--- start of EXERCISE INPUTS ---
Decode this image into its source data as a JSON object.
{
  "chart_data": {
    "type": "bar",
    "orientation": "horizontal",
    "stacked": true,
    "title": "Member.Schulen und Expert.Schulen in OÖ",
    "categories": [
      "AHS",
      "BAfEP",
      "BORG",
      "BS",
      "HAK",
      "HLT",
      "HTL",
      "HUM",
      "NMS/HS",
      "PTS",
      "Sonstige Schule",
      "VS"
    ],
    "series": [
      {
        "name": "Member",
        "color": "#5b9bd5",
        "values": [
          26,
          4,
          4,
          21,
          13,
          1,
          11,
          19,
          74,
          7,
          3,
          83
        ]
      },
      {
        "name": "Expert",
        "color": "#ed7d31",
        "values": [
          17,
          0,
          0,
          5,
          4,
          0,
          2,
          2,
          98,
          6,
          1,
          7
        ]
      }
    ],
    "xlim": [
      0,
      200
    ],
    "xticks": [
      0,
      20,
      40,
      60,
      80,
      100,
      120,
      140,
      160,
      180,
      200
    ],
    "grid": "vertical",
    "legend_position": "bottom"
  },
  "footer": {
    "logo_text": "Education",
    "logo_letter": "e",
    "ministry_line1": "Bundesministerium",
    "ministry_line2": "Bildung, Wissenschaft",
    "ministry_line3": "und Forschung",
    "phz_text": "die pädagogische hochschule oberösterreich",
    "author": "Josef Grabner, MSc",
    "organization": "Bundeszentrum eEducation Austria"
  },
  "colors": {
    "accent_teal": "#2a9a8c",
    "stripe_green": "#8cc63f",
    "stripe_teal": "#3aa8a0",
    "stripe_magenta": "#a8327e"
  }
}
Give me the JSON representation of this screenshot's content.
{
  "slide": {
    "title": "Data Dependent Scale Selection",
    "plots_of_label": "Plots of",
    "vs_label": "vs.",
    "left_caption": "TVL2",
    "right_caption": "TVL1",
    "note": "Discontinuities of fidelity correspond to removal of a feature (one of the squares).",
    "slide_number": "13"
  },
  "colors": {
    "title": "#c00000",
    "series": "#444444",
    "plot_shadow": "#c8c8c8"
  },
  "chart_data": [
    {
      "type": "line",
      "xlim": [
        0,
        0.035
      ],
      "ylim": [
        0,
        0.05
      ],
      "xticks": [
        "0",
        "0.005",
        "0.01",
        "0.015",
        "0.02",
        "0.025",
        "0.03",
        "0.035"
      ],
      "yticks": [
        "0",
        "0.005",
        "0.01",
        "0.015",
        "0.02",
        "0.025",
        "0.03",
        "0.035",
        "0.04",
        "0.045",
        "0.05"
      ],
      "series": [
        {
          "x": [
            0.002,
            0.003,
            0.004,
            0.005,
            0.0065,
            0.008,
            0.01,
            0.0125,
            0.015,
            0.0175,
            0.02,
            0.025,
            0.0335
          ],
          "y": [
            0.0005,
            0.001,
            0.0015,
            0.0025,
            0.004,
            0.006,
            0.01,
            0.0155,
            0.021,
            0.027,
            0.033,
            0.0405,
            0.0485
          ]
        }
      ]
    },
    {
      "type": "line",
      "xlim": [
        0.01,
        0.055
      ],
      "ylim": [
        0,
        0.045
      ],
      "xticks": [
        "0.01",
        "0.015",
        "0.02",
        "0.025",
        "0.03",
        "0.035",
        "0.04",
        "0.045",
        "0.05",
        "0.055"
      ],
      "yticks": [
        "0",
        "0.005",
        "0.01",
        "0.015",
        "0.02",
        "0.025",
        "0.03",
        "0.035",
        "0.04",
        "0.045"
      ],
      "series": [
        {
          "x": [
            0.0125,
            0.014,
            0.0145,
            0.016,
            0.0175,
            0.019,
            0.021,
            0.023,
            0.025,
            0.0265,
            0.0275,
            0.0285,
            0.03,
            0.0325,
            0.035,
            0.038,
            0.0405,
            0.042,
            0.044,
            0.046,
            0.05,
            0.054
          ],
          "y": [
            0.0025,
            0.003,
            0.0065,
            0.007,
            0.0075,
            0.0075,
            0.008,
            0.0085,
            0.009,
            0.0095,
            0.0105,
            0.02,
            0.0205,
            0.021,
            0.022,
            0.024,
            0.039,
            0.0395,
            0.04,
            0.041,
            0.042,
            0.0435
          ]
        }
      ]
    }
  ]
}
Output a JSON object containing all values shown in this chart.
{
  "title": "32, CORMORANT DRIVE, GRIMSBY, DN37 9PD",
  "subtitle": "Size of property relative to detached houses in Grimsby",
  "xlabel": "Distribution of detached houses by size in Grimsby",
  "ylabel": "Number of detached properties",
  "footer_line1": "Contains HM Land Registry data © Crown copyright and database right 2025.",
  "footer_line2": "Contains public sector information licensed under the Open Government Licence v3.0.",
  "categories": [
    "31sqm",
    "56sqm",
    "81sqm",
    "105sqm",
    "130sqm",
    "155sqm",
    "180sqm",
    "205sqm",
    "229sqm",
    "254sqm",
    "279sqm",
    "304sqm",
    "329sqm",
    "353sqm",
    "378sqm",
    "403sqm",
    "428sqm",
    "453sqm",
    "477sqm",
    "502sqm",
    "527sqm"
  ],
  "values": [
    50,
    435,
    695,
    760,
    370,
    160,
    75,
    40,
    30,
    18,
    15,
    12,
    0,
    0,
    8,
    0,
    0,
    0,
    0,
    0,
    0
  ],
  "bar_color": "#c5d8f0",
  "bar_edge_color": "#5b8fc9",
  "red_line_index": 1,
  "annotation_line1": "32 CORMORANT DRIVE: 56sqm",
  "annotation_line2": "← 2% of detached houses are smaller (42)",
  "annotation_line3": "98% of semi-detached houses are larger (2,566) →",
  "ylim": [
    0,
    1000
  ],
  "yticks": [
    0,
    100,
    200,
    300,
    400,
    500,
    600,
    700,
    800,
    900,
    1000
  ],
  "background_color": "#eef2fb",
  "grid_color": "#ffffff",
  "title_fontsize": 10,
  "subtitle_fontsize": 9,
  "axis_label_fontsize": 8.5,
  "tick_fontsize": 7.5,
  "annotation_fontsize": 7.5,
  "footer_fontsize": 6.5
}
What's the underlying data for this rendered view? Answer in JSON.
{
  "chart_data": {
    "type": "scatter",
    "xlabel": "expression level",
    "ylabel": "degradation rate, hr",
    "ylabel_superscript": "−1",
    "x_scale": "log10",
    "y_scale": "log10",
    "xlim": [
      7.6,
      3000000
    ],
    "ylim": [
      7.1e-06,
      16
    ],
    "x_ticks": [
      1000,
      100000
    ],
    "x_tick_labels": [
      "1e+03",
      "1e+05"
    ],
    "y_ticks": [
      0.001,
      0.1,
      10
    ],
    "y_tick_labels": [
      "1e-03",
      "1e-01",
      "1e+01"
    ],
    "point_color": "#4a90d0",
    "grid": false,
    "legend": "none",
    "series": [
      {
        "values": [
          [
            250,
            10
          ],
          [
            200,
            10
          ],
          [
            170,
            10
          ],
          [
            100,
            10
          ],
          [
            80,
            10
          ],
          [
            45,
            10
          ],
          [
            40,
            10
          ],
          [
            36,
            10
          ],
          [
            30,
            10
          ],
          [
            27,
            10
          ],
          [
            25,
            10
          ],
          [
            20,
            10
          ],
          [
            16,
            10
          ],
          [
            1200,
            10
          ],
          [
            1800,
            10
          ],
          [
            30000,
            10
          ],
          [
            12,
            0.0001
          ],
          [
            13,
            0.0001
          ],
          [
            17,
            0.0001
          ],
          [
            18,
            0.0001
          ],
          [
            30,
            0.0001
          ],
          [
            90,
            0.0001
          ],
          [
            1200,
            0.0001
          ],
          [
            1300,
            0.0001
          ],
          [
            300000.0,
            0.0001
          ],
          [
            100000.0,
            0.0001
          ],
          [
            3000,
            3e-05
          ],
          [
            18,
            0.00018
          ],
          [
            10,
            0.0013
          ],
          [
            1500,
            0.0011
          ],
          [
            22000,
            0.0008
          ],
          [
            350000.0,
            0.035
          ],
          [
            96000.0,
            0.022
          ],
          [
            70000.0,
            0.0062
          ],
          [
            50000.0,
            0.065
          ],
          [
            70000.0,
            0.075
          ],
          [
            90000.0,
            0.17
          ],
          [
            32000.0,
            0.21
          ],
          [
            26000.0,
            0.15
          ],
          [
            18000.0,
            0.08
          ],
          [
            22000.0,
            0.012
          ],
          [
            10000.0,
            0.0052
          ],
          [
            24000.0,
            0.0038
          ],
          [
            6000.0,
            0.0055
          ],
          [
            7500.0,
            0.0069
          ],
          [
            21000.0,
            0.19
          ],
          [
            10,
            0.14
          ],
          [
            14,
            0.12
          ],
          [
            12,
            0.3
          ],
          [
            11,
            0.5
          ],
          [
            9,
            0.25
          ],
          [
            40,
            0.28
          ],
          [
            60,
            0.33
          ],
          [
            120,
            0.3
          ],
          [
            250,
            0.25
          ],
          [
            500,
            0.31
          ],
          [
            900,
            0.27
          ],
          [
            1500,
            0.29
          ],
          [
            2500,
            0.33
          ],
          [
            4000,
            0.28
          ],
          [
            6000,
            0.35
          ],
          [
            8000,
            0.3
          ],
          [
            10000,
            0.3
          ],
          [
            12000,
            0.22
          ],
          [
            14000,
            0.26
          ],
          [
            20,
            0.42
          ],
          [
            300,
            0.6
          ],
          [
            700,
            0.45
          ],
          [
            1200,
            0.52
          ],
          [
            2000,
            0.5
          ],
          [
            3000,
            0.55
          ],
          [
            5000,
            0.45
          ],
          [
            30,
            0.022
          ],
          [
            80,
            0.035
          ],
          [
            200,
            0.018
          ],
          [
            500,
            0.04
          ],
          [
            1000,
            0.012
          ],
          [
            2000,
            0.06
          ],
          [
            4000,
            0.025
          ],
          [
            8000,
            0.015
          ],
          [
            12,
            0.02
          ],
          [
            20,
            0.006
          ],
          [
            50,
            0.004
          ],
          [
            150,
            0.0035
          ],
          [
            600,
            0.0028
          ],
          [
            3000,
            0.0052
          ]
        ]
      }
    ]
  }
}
--- end of EXERCISE INPUTS ---
[PROBLEM TO SOLVE] Copy out every line from the material above in which the word "this" appears.

[FULL RESPONSE]
Decode this image into its source data as a JSON object.
Give me the JSON representation of this screenshot's content.
Output a JSON object containing all values shown in this chart.
What's the underlying data for this rendered view? Answer in JSON.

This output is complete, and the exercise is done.